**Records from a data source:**

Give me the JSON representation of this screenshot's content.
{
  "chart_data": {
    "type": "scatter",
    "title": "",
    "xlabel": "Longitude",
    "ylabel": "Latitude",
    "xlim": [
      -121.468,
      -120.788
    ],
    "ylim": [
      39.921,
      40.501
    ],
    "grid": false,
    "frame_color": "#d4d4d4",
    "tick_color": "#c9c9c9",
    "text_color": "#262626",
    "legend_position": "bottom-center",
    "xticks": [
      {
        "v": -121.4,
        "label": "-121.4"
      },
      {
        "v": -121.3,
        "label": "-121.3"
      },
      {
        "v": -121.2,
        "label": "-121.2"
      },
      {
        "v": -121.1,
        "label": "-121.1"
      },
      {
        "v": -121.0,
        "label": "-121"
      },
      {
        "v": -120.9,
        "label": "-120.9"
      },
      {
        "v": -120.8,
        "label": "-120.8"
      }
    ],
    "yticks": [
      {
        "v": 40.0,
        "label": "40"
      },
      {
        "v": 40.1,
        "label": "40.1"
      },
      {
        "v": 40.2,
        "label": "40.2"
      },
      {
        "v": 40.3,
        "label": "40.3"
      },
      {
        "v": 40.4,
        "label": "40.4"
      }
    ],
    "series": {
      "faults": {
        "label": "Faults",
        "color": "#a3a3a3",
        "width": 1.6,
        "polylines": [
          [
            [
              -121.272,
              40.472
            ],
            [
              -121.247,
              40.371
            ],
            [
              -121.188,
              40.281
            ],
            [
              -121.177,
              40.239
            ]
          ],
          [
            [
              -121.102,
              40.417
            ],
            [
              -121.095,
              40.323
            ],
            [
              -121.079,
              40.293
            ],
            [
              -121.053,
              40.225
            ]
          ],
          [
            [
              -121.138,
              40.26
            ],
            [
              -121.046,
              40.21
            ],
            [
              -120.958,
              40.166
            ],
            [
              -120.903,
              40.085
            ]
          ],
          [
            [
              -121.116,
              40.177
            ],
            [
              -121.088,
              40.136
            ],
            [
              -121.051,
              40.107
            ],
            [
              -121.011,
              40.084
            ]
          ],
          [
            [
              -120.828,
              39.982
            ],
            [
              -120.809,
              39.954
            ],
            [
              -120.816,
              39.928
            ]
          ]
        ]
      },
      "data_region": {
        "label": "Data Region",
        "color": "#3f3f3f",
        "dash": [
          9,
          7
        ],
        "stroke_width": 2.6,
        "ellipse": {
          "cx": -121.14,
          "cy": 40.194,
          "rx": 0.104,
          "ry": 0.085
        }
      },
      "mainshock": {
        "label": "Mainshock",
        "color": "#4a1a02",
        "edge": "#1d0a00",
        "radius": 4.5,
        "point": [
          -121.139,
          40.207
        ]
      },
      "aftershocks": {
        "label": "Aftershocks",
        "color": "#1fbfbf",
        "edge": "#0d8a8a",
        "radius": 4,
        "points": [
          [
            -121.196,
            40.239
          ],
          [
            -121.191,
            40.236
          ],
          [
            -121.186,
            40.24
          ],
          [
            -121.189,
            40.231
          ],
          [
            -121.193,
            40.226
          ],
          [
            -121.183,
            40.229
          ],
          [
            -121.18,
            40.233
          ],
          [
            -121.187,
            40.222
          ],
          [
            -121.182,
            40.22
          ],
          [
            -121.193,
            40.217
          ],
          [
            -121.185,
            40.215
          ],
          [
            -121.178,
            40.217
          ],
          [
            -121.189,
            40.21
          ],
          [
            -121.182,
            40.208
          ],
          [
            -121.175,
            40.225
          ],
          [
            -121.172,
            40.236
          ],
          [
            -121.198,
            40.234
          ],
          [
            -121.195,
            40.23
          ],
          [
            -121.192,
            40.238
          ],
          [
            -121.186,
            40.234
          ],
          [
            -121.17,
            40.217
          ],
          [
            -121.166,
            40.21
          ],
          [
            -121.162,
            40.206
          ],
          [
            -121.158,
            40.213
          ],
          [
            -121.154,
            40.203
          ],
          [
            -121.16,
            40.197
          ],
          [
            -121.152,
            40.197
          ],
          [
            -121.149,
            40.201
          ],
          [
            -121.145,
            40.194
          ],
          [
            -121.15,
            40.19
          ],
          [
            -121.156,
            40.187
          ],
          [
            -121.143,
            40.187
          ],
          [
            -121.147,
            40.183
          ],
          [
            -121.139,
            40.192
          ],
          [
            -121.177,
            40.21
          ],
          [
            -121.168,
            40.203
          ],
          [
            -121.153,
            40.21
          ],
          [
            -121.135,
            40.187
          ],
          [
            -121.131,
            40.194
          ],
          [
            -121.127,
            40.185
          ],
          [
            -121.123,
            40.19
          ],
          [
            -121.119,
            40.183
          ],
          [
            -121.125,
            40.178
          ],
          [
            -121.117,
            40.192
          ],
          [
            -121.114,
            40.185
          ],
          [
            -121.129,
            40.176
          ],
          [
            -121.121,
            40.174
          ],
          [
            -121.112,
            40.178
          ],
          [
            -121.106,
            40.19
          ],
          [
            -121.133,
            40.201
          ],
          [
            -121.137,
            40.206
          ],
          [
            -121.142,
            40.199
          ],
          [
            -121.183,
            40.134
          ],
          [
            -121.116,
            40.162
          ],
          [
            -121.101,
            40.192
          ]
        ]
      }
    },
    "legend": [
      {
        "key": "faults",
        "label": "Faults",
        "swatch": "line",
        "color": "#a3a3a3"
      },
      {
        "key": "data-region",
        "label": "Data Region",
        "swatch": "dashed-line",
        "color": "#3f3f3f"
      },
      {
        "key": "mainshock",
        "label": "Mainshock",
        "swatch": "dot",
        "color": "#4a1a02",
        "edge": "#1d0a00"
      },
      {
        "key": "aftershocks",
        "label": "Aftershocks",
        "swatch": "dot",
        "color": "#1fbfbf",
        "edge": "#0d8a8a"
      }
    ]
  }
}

**PROBLEM TO SOLVE:**
Hand back the material above in full, exactly as written.

**FINISHED EXERCISE:**
Give me the JSON representation of this screenshot's content.
{
  "chart_data": {
    "type": "scatter",
    "title": "",
    "xlabel": "Longitude",
    "ylabel": "Latitude",
    "xlim": [
      -121.468,
      -120.788
    ],
    "ylim": [
      39.921,
      40.501
    ],
    "grid": false,
    "frame_color": "#d4d4d4",
    "tick_color": "#c9c9c9",
    "text_color": "#262626",
    "legend_position": "bottom-center",
    "xticks": [
      {
        "v": -121.4,
        "label": "-121.4"
      },
      {
        "v": -121.3,
        "label": "-121.3"
      },
      {
        "v": -121.2,
        "label": "-121.2"
      },
      {
        "v": -121.1,
        "label": "-121.1"
      },
      {
        "v": -121.0,
        "label": "-121"
      },
      {
        "v": -120.9,
        "label": "-120.9"
      },
      {
        "v": -120.8,
        "label": "-120.8"
      }
    ],
    "yticks": [
      {
        "v": 40.0,
        "label": "40"
      },
      {
        "v": 40.1,
        "label": "40.1"
      },
      {
        "v": 40.2,
        "label": "40.2"
      },
      {
        "v": 40.3,
        "label": "40.3"
      },
      {
        "v": 40.4,
        "label": "40.4"
      }
    ],
    "series": {
      "faults": {
        "label": "Faults",
        "color": "#a3a3a3",
        "width": 1.6,
        "polylines": [
          [
            [
              -121.272,
              40.472
            ],
            [
              -121.247,
              40.371
            ],
            [
              -121.188,
              40.281
            ],
            [
              -121.177,
              40.239
            ]
          ],
          [
            [
              -121.102,
              40.417
            ],
            [
              -121.095,
              40.323
            ],
            [
              -121.079,
              40.293
            ],
            [
              -121.053,
              40.225
            ]
          ],
          [
            [
              -121.138,
              40.26
            ],
            [
              -121.046,
              40.21
            ],
            [
              -120.958,
              40.166
            ],
            [
              -120.903,
              40.085
            ]
          ],
          [
            [
              -121.116,
              40.177
            ],
            [
              -121.088,
              40.136
            ],
            [
              -121.051,
              40.107
            ],
            [
              -121.011,
              40.084
            ]
          ],
          [
            [
              -120.828,
              39.982
            ],
            [
              -120.809,
              39.954
            ],
            [
              -120.816,
              39.928
            ]
          ]
        ]
      },
      "data_region": {
        "label": "Data Region",
        "color": "#3f3f3f",
        "dash": [
          9,
          7
        ],
        "stroke_width": 2.6,
        "ellipse": {
          "cx": -121.14,
          "cy": 40.194,
          "rx": 0.104,
          "ry": 0.085
        }
      },
      "mainshock": {
        "label": "Mainshock",
        "color": "#4a1a02",
        "edge": "#1d0a00",
        "radius": 4.5,
        "point": [
          -121.139,
          40.207
        ]
      },
      "aftershocks": {
        "label": "Aftershocks",
        "color": "#1fbfbf",
        "edge": "#0d8a8a",
        "radius": 4,
        "points": [
          [
            -121.196,
            40.239
          ],
          [
            -121.191,
            40.236
          ],
          [
            -121.186,
            40.24
          ],
          [
            -121.189,
            40.231
          ],
          [
            -121.193,
            40.226
          ],
          [
            -121.183,
            40.229
          ],
          [
            -121.18,
            40.233
          ],
          [
            -121.187,
            40.222
          ],
          [
            -121.182,
            40.22
          ],
          [
            -121.193,
            40.217
          ],
          [
            -121.185,
            40.215
          ],
          [
            -121.178,
            40.217
          ],
          [
            -121.189,
            40.21
          ],
          [
            -121.182,
            40.208
          ],
          [
            -121.175,
            40.225
          ],
          [
            -121.172,
            40.236
          ],
          [
            -121.198,
            40.234
          ],
          [
            -121.195,
            40.23
          ],
          [
            -121.192,
            40.238
          ],
          [
            -121.186,
            40.234
          ],
          [
            -121.17,
            40.217
          ],
          [
            -121.166,
            40.21
          ],
          [
            -121.162,
            40.206
          ],
          [
            -121.158,
            40.213
          ],
          [
            -121.154,
            40.203
          ],
          [
            -121.16,
            40.197
          ],
          [
            -121.152,
            40.197
          ],
          [
            -121.149,
            40.201
          ],
          [
            -121.145,
            40.194
          ],
          [
            -121.15,
            40.19
          ],
          [
            -121.156,
            40.187
          ],
          [
            -121.143,
            40.187
          ],
          [
            -121.147,
            40.183
          ],
          [
            -121.139,
            40.192
          ],
          [
            -121.177,
            40.21
          ],
          [
            -121.168,
            40.203
          ],
          [
            -121.153,
            40.21
          ],
          [
            -121.135,
            40.187
          ],
          [
            -121.131,
            40.194
          ],
          [
            -121.127,
            40.185
          ],
          [
            -121.123,
            40.19
          ],
          [
            -121.119,
            40.183
          ],
          [
            -121.125,
            40.178
          ],
          [
            -121.117,
            40.192
          ],
          [
            -121.114,
            40.185
          ],
          [
            -121.129,
            40.176
          ],
          [
            -121.121,
            40.174
          ],
          [
            -121.112,
            40.178
          ],
          [
            -121.106,
            40.19
          ],
          [
            -121.133,
            40.201
          ],
          [
            -121.137,
            40.206
          ],
          [
            -121.142,
            40.199
          ],
          [
            -121.183,
            40.134
          ],
          [
            -121.116,
            40.162
          ],
          [
            -121.101,
            40.192
          ]
        ]
      }
    },
    "legend": [
      {
        "key": "faults",
        "label": "Faults",
        "swatch": "line",
        "color": "#a3a3a3"
      },
      {
        "key": "data-region",
        "label": "Data Region",
        "swatch": "dashed-line",
        "color": "#3f3f3f"
      },
      {
        "key": "mainshock",
        "label": "Mainshock",
        "swatch": "dot",
        "color": "#4a1a02",
        "edge": "#1d0a00"
      },
      {
        "key": "aftershocks",
        "label": "Aftershocks",
        "swatch": "dot",
        "color": "#1fbfbf",
        "edge": "#0d8a8a"
      }
    ]
  }
}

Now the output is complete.